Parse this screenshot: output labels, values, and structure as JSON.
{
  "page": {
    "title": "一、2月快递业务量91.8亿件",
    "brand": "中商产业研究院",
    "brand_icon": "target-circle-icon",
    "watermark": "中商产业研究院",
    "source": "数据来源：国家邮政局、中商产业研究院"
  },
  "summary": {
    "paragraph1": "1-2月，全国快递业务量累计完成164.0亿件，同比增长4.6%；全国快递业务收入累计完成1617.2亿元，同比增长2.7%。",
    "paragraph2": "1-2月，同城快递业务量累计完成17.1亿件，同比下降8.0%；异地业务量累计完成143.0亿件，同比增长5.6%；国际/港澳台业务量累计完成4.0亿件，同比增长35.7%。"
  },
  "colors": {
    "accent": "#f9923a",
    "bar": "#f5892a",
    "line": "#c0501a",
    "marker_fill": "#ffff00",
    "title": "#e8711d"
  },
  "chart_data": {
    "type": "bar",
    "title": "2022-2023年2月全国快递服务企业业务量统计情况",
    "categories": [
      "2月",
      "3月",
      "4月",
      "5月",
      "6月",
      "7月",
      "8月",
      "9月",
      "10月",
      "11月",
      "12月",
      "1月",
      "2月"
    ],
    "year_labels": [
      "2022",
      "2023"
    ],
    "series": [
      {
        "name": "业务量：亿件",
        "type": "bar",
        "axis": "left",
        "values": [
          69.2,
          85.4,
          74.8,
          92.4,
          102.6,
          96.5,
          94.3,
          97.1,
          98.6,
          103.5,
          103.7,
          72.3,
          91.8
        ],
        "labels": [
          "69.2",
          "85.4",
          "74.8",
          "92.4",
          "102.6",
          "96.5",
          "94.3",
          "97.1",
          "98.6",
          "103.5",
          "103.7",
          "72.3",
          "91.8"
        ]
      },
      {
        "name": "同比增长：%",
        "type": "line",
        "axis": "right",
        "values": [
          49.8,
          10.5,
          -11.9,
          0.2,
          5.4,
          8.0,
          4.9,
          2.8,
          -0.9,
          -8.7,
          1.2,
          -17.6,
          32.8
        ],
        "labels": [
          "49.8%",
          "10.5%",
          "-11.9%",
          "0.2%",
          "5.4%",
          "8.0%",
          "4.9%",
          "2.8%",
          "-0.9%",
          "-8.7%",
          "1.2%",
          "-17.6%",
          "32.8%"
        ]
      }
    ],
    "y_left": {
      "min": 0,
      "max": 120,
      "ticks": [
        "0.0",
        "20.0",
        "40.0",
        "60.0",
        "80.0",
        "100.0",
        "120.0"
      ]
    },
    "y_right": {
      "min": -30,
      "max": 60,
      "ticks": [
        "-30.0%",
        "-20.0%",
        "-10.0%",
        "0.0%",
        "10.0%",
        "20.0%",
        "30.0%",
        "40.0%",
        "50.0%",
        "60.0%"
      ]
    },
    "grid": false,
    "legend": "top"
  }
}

================

■ **What to produce**:
Generate an exact reproduction of all entries.

■ **Result for this exercise**:
Parse this screenshot: output labels, values, and structure as JSON.
{
  "page": {
    "title": "一、2月快递业务量91.8亿件",
    "brand": "中商产业研究院",
    "brand_icon": "target-circle-icon",
    "watermark": "中商产业研究院",
    "source": "数据来源：国家邮政局、中商产业研究院"
  },
  "summary": {
    "paragraph1": "1-2月，全国快递业务量累计完成164.0亿件，同比增长4.6%；全国快递业务收入累计完成1617.2亿元，同比增长2.7%。",
    "paragraph2": "1-2月，同城快递业务量累计完成17.1亿件，同比下降8.0%；异地业务量累计完成143.0亿件，同比增长5.6%；国际/港澳台业务量累计完成4.0亿件，同比增长35.7%。"
  },
  "colors": {
    "accent": "#f9923a",
    "bar": "#f5892a",
    "line": "#c0501a",
    "marker_fill": "#ffff00",
    "title": "#e8711d"
  },
  "chart_data": {
    "type": "bar",
    "title": "2022-2023年2月全国快递服务企业业务量统计情况",
    "categories": [
      "2月",
      "3月",
      "4月",
      "5月",
      "6月",
      "7月",
      "8月",
      "9月",
      "10月",
      "11月",
      "12月",
      "1月",
      "2月"
    ],
    "year_labels": [
      "2022",
      "2023"
    ],
    "series": [
      {
        "name": "业务量：亿件",
        "type": "bar",
        "axis": "left",
        "values": [
          69.2,
          85.4,
          74.8,
          92.4,
          102.6,
          96.5,
          94.3,
          97.1,
          98.6,
          103.5,
          103.7,
          72.3,
          91.8
        ],
        "labels": [
          "69.2",
          "85.4",
          "74.8",
          "92.4",
          "102.6",
          "96.5",
          "94.3",
          "97.1",
          "98.6",
          "103.5",
          "103.7",
          "72.3",
          "91.8"
        ]
      },
      {
        "name": "同比增长：%",
        "type": "line",
        "axis": "right",
        "values": [
          49.8,
          10.5,
          -11.9,
          0.2,
          5.4,
          8.0,
          4.9,
          2.8,
          -0.9,
          -8.7,
          1.2,
          -17.6,
          32.8
        ],
        "labels": [
          "49.8%",
          "10.5%",
          "-11.9%",
          "0.2%",
          "5.4%",
          "8.0%",
          "4.9%",
          "2.8%",
          "-0.9%",
          "-8.7%",
          "1.2%",
          "-17.6%",
          "32.8%"
        ]
      }
    ],
    "y_left": {
      "min": 0,
      "max": 120,
      "ticks": [
        "0.0",
        "20.0",
        "40.0",
        "60.0",
        "80.0",
        "100.0",
        "120.0"
      ]
    },
    "y_right": {
      "min": -30,
      "max": 60,
      "ticks": [
        "-30.0%",
        "-20.0%",
        "-10.0%",
        "0.0%",
        "10.0%",
        "20.0%",
        "30.0%",
        "40.0%",
        "50.0%",
        "60.0%"
      ]
    },
    "grid": false,
    "legend": "top"
  }
}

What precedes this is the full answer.